## BEGIN Records for this task
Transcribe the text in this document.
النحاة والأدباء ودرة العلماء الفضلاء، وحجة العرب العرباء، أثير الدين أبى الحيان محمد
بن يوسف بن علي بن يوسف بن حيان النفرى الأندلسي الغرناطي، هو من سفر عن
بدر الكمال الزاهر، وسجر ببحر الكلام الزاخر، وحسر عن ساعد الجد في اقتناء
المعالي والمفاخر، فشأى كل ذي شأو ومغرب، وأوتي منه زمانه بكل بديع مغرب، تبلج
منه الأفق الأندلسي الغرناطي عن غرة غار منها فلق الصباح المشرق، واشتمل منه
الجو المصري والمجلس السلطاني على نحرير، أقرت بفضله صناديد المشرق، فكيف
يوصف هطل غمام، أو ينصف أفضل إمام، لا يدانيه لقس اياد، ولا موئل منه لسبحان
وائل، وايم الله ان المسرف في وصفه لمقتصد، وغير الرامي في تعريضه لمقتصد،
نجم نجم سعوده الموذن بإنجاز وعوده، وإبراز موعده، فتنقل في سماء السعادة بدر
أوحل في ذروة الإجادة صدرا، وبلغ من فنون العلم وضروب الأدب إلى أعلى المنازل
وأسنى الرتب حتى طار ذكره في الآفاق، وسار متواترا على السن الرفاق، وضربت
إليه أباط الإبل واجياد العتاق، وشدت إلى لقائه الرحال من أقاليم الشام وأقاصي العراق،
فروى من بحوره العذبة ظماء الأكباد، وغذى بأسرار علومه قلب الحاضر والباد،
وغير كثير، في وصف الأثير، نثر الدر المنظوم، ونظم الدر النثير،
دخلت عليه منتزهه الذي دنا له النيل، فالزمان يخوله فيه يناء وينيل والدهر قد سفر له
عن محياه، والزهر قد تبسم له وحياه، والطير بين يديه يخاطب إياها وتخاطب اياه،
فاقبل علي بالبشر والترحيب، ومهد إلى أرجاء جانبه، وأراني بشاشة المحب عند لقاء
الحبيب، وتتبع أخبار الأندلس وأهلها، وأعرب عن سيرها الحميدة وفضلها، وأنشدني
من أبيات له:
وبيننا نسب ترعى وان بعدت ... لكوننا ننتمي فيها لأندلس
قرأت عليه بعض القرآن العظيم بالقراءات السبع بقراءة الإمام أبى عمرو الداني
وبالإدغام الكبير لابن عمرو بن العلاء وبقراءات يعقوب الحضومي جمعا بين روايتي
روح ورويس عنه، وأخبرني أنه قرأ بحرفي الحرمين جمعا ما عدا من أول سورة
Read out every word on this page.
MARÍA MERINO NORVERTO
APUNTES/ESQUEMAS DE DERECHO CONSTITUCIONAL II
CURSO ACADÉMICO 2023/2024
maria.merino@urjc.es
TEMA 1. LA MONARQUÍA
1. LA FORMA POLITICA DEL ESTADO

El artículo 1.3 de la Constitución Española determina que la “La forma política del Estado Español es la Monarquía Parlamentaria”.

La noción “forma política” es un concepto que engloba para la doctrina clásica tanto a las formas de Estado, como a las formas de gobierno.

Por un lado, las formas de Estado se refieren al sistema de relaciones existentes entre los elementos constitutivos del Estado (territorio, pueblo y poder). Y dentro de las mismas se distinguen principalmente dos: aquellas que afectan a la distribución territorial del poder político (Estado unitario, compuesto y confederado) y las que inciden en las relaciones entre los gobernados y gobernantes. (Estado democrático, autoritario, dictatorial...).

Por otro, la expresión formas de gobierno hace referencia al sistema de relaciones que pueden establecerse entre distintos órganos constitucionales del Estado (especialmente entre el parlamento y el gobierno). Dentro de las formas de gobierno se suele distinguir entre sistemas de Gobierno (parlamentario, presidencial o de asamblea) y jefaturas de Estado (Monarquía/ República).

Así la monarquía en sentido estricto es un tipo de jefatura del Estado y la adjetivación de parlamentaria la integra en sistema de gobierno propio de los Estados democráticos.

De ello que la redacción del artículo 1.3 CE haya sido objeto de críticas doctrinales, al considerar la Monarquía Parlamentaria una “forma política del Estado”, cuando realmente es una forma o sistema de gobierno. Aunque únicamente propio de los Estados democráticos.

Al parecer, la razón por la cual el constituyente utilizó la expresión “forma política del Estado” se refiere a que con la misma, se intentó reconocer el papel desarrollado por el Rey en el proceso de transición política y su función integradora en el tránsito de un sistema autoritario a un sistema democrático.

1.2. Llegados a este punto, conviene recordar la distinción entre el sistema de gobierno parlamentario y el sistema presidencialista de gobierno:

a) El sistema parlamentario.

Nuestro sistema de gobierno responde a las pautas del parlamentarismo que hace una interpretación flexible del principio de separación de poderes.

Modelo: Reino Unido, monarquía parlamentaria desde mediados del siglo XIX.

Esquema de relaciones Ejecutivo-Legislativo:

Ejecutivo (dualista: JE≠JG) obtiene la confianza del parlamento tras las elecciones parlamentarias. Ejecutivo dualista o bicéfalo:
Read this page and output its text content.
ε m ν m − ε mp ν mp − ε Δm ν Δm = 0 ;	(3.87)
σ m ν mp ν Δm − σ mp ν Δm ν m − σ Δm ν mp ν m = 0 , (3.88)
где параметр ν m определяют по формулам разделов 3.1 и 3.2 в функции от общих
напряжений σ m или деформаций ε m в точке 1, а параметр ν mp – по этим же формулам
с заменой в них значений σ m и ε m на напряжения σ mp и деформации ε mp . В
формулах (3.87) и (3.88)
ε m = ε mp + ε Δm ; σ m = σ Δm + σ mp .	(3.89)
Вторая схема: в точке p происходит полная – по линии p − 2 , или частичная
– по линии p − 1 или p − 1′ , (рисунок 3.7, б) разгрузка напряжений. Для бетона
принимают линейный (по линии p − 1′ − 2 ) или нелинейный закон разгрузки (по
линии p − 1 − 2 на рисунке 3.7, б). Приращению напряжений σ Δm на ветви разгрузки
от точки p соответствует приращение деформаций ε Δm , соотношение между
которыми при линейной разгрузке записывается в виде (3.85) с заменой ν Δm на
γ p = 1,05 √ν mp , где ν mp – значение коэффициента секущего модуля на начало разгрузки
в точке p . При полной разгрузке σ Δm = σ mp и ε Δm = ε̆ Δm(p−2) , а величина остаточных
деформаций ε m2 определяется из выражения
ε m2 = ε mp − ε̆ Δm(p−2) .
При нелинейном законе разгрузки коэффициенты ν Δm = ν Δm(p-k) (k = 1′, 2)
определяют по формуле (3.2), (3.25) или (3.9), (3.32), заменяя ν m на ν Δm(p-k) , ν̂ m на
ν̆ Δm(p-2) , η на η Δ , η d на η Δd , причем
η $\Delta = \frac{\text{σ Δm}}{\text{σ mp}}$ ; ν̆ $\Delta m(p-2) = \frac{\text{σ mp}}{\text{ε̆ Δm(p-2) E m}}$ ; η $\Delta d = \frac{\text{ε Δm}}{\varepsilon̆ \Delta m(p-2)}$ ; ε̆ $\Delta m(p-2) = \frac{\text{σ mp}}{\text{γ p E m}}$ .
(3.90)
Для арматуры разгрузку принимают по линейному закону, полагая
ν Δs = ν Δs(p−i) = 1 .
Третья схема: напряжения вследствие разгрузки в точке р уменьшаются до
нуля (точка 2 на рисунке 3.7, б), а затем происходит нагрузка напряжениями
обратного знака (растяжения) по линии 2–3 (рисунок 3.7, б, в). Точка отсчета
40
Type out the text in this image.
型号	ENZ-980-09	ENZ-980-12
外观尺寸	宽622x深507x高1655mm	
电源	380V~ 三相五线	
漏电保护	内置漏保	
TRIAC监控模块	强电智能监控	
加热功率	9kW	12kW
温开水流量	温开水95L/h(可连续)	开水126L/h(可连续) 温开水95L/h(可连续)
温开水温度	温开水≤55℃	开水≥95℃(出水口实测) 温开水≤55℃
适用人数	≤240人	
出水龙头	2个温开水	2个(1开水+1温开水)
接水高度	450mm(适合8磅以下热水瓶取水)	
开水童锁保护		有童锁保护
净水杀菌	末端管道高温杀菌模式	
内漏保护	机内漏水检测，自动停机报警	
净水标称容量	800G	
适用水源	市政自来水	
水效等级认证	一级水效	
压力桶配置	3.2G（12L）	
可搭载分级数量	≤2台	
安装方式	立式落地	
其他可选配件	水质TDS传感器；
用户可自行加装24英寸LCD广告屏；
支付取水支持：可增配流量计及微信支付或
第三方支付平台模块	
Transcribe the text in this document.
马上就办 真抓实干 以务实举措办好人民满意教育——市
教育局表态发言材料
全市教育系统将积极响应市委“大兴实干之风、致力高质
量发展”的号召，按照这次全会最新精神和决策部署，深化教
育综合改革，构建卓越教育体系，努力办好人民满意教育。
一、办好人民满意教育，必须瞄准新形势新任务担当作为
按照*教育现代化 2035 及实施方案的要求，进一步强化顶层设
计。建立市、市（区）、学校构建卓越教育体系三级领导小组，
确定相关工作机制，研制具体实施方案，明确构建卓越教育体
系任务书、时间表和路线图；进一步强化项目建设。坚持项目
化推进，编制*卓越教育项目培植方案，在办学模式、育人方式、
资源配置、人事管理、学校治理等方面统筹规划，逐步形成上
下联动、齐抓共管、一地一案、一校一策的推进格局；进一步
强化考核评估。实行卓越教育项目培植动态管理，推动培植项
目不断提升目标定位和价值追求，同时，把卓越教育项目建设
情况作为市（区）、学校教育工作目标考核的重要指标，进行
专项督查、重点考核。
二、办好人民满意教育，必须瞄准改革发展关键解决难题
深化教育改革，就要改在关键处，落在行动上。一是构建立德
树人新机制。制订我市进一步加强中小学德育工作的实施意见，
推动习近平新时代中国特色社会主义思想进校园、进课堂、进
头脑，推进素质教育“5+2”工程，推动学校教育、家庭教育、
## END Records for this task
Problem description: List each line of the entries that holds the string "جمعا".

Complete response:
وبالإدغام الكبير لابن عمرو بن العلاء وبقراءات يعقوب الحضومي جمعا بين روايتي
روح ورويس عنه، وأخبرني أنه قرأ بحرفي الحرمين جمعا ما عدا من أول سورة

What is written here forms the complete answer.